- **Extracted records**:
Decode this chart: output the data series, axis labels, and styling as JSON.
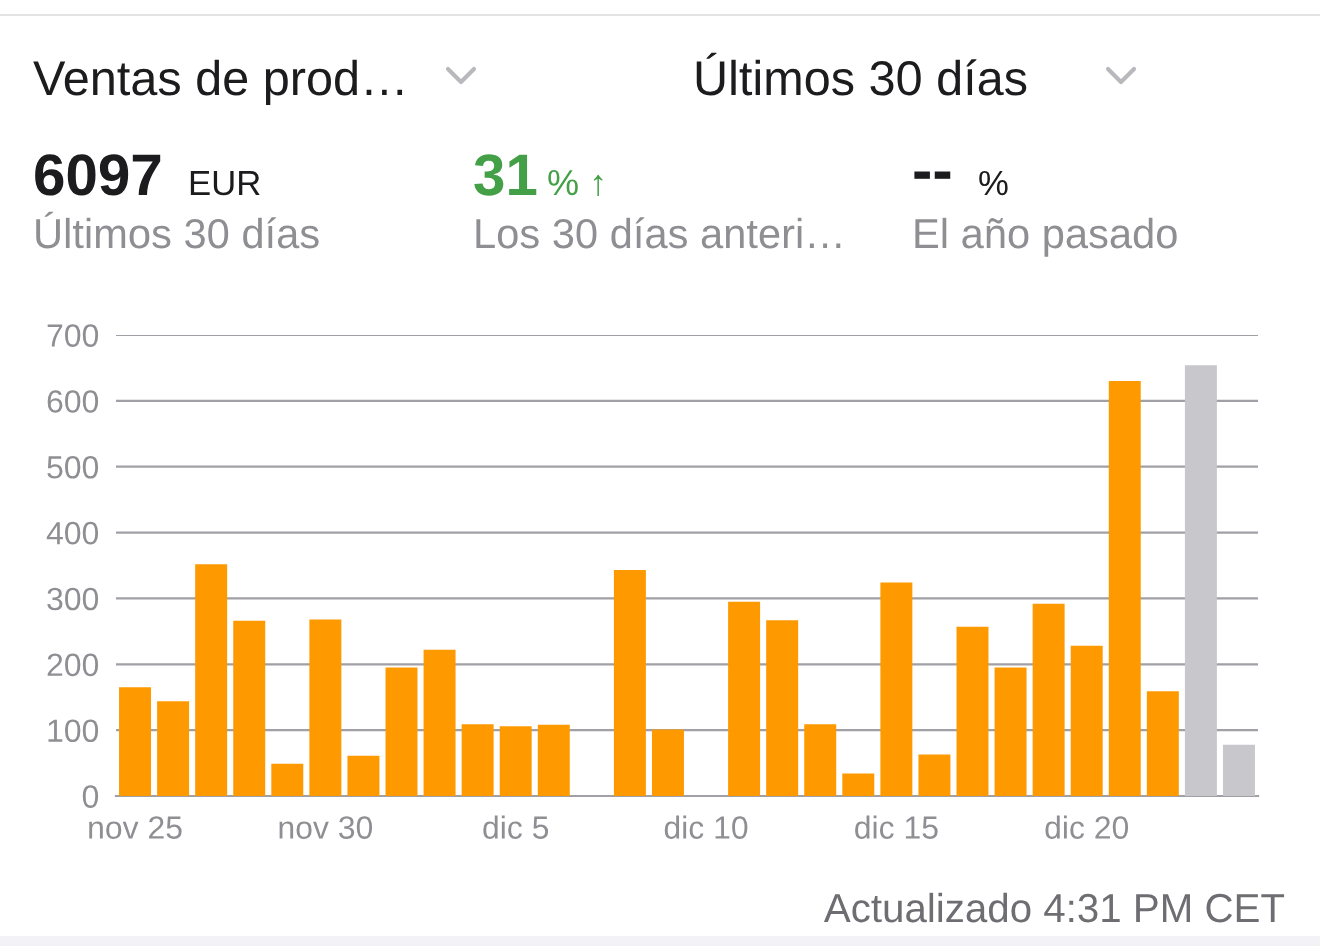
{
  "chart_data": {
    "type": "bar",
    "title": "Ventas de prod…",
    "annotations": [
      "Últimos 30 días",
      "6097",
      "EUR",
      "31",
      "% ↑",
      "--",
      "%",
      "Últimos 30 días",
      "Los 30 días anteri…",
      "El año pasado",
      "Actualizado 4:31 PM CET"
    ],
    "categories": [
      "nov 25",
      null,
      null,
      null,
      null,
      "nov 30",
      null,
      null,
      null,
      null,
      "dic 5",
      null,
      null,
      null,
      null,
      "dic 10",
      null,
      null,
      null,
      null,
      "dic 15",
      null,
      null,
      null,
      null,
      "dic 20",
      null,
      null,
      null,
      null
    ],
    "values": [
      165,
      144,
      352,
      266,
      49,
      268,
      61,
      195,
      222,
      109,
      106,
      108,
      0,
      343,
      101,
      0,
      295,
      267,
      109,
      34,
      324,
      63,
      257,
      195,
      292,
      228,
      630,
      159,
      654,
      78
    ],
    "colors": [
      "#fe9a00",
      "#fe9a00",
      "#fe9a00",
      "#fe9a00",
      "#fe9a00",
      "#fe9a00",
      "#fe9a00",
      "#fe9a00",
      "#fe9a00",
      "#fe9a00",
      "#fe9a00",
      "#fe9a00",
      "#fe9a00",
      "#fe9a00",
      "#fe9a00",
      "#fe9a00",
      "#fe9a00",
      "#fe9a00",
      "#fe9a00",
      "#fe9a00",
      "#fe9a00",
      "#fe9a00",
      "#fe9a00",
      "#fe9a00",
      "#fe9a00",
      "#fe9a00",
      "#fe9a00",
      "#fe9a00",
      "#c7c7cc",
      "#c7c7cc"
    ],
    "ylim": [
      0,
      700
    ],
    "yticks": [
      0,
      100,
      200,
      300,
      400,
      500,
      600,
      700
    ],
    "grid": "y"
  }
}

==

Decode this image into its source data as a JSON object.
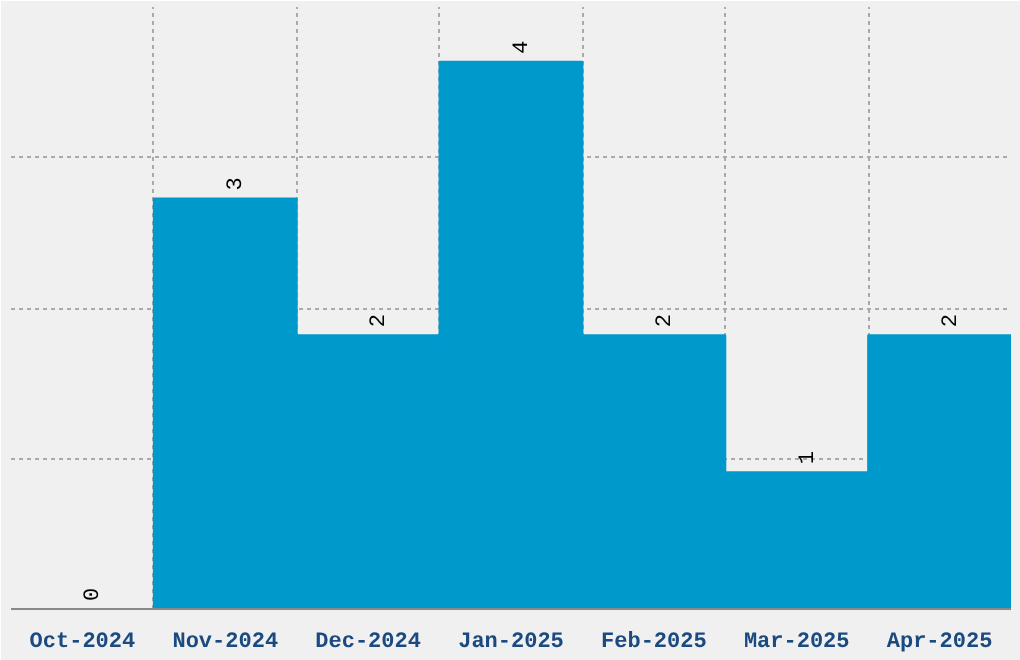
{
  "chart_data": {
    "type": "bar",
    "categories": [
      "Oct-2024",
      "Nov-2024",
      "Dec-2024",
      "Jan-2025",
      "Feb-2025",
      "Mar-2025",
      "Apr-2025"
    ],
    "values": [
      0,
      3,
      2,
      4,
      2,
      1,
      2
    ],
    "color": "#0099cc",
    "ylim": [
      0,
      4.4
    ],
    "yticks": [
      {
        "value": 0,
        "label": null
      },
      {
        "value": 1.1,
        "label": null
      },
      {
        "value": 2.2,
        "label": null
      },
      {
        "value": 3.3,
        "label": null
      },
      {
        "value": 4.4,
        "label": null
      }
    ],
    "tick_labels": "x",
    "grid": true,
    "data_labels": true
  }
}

---

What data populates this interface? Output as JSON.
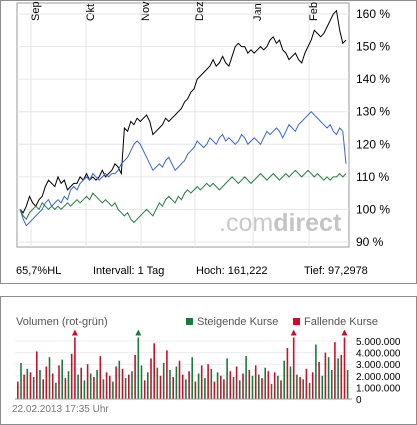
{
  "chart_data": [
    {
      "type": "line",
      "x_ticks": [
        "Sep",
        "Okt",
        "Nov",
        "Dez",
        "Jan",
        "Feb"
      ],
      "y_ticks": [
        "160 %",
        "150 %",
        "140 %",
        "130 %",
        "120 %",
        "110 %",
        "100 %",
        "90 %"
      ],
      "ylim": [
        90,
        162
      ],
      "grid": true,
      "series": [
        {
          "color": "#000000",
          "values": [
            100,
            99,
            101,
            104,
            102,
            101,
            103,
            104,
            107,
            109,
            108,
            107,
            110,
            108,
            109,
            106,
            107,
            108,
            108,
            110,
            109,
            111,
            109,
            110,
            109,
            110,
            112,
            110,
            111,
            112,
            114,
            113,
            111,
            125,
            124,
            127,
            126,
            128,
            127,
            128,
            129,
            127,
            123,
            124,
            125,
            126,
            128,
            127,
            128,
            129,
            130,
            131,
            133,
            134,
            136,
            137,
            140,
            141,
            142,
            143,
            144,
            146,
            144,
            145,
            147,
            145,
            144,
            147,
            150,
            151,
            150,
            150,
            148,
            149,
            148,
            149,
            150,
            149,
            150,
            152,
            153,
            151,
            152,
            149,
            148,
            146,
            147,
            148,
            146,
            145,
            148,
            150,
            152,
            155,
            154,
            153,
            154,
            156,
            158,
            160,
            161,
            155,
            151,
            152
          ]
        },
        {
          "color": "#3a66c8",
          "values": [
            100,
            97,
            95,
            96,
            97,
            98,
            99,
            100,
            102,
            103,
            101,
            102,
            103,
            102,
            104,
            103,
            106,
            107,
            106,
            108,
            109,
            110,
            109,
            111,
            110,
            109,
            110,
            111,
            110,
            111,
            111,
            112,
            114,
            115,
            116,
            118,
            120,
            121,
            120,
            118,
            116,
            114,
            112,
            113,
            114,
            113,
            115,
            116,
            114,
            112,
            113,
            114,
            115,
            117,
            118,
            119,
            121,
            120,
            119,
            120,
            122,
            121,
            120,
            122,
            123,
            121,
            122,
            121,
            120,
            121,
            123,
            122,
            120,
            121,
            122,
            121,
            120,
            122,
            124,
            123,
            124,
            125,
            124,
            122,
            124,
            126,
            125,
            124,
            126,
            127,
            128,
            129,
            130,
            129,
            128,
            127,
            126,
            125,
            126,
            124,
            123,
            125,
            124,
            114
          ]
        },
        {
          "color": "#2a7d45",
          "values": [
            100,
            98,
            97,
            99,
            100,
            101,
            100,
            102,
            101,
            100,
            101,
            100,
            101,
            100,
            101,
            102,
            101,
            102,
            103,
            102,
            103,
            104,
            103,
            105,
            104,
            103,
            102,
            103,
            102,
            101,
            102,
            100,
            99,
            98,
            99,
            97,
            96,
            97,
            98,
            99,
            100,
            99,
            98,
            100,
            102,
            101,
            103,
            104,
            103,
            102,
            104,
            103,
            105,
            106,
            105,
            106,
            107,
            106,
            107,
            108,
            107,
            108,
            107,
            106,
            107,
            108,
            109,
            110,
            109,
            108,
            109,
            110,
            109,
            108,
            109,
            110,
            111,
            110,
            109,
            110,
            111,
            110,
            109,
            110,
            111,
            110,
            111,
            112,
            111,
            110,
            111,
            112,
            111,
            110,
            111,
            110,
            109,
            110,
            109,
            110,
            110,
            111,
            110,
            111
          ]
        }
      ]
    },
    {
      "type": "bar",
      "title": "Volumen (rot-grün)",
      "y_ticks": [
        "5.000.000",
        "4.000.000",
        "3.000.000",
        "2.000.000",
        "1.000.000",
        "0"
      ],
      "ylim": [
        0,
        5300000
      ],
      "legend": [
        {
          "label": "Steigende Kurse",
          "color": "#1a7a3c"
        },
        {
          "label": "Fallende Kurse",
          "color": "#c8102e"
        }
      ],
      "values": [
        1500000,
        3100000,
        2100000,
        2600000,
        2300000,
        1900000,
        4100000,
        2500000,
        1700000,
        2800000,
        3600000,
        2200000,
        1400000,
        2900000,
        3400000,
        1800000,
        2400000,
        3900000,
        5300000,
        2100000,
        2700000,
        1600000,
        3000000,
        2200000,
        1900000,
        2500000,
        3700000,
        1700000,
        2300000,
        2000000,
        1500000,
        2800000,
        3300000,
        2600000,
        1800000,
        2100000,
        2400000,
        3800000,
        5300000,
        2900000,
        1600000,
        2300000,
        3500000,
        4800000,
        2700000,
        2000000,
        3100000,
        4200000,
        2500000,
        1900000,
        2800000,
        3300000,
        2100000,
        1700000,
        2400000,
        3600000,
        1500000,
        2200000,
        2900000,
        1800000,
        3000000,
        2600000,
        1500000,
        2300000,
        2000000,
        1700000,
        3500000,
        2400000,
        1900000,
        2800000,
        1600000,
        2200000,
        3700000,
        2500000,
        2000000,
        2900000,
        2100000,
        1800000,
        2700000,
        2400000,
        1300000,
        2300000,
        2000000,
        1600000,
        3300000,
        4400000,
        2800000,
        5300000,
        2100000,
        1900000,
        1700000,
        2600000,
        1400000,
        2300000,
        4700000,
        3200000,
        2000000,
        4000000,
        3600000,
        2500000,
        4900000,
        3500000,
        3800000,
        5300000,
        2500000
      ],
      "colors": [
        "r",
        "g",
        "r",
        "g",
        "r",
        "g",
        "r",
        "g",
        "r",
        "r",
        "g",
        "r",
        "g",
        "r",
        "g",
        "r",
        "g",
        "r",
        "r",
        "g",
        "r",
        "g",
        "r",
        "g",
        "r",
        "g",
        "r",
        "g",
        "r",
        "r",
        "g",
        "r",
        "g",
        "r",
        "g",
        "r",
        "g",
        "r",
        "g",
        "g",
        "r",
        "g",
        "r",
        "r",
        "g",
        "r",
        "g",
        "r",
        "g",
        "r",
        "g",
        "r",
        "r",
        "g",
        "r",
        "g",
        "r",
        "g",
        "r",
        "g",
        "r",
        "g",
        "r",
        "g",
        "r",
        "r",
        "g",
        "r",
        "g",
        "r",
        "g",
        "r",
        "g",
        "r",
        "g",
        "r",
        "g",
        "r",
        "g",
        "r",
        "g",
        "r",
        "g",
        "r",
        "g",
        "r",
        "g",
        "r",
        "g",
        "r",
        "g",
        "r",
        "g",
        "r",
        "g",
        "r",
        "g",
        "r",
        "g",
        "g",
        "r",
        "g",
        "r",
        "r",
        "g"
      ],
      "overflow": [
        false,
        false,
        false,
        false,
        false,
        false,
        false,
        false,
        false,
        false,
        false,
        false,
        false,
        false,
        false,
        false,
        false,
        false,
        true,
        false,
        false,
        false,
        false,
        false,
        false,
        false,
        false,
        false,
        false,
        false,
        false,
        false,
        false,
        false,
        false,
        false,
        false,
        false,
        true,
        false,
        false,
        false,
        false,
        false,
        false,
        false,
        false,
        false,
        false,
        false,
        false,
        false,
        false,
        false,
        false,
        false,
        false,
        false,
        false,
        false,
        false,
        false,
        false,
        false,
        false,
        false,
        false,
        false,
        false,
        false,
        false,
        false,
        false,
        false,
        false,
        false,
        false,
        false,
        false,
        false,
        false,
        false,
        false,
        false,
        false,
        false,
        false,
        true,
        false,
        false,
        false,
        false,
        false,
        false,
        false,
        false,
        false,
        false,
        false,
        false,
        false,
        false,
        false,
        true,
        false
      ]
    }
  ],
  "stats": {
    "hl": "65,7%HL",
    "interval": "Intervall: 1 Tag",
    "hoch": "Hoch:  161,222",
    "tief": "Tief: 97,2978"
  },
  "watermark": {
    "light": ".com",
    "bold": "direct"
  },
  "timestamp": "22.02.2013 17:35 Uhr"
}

- **Objective**:
Report how many lines of the data contain the word "Kurse", using the number alone.

- **Solution to this task**:
2